Copy each line below in which the word "informieren" occurs.
[start of Entries provided]
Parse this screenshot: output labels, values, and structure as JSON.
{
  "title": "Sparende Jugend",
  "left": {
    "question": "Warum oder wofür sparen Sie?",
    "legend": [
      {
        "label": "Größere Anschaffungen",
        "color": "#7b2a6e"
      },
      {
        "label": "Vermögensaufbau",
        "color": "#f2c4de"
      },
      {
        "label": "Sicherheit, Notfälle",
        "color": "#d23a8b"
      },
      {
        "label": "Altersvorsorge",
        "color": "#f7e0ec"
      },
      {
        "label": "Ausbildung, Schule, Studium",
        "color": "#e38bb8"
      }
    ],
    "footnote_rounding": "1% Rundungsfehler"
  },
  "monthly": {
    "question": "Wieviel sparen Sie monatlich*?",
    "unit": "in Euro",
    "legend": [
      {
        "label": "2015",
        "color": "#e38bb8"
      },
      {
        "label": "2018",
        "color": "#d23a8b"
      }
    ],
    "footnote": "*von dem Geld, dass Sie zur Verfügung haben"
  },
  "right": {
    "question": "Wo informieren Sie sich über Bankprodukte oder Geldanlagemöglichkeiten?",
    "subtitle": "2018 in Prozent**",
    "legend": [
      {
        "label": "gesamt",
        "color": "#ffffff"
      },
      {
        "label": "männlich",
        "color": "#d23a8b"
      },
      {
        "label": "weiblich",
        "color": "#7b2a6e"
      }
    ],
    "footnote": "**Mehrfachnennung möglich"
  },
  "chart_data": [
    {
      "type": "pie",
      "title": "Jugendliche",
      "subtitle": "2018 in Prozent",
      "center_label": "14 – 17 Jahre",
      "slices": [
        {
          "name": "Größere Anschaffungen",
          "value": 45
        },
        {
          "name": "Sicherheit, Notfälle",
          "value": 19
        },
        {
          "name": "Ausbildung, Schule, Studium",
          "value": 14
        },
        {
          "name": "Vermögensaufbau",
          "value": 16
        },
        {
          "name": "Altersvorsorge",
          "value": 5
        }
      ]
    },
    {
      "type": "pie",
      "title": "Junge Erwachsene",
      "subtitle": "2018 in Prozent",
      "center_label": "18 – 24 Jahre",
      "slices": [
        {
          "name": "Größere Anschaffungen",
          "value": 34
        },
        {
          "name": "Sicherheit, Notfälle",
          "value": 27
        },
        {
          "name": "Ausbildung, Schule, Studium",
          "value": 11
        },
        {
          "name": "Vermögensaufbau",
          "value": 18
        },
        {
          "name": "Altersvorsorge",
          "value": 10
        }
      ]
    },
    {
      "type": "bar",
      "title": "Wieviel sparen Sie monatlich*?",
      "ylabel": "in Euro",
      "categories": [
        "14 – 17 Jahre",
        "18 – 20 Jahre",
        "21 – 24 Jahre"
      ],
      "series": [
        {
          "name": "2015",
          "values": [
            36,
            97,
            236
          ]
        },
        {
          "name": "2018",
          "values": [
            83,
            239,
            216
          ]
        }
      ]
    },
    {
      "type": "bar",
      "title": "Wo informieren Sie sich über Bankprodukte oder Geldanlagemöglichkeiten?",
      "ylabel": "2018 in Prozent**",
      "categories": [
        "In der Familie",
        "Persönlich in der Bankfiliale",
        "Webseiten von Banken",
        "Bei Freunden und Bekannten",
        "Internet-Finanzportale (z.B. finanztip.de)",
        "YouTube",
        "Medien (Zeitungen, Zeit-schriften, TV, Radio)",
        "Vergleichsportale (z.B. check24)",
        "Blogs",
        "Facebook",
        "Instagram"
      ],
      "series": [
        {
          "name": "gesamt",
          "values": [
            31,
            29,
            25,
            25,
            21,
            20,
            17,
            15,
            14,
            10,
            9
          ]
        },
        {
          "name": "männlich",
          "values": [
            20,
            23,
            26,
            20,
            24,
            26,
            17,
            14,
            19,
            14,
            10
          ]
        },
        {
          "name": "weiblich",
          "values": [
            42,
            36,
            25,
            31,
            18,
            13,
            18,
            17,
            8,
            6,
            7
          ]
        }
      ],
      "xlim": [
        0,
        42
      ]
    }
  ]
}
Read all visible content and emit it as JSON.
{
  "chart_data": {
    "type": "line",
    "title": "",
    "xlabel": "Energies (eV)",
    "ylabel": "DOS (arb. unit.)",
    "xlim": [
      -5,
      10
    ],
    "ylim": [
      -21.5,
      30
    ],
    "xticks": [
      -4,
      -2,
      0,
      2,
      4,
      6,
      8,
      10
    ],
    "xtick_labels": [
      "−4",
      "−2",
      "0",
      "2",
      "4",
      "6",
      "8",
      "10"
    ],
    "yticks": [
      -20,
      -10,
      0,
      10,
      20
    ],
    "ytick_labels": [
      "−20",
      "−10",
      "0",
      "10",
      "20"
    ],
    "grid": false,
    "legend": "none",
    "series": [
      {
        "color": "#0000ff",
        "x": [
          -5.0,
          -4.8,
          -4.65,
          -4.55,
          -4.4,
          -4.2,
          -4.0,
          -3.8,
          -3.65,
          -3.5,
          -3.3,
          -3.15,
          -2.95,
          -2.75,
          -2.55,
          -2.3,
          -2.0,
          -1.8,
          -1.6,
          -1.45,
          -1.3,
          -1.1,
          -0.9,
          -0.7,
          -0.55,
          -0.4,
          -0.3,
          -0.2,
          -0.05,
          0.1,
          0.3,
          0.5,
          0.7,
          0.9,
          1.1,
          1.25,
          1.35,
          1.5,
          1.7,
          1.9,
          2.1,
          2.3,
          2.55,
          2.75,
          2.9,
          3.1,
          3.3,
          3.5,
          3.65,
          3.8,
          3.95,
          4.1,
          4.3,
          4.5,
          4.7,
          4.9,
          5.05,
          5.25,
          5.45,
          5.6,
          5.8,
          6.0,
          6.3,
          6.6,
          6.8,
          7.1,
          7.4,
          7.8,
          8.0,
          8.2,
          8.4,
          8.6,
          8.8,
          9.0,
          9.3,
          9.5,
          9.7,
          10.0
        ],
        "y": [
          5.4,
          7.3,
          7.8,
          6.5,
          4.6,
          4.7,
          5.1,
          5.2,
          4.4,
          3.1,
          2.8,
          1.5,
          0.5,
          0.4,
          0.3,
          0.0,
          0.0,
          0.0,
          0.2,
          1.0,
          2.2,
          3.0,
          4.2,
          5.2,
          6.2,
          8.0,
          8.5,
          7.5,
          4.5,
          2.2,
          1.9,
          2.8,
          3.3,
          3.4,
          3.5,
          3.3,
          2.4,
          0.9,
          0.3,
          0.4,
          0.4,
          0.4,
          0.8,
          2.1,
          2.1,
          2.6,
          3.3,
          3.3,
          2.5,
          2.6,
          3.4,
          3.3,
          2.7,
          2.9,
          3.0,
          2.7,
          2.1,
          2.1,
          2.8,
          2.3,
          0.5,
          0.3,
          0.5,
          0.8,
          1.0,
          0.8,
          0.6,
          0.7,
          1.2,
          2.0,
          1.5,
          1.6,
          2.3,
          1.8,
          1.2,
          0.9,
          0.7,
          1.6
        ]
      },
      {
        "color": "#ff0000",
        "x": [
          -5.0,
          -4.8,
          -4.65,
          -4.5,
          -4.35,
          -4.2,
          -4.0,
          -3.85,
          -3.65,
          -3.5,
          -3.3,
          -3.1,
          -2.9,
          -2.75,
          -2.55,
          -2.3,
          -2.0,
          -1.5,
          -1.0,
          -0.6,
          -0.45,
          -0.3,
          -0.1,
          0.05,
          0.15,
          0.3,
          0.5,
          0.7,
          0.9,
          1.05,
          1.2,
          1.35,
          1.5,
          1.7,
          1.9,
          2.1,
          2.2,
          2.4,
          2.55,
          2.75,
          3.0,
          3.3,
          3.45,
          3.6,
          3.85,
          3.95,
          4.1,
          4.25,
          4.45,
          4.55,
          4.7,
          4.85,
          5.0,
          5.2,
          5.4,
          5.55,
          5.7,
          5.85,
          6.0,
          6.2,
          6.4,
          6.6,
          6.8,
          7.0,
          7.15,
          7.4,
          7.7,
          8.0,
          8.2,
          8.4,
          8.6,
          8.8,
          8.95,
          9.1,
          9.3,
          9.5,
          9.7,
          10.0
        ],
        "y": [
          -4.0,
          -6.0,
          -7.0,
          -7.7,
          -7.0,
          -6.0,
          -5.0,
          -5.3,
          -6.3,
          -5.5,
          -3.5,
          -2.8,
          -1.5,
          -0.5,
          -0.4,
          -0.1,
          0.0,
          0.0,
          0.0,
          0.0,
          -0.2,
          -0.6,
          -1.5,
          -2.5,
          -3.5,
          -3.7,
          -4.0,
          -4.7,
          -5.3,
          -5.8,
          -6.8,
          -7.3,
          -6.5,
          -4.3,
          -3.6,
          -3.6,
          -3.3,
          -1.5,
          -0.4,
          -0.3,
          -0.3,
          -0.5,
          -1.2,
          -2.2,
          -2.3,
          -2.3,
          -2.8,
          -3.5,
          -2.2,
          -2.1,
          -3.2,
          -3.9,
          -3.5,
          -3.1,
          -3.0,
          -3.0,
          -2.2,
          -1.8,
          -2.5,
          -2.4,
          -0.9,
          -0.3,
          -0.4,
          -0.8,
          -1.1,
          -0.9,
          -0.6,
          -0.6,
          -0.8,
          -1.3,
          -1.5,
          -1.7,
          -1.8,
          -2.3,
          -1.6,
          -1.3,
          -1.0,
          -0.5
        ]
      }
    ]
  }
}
[end of Entries provided]
*Exercise response:*
    "question": "Wo informieren Sie sich über Bankprodukte oder Geldanlagemöglichkeiten?",
      "title": "Wo informieren Sie sich über Bankprodukte oder Geldanlagemöglichkeiten?",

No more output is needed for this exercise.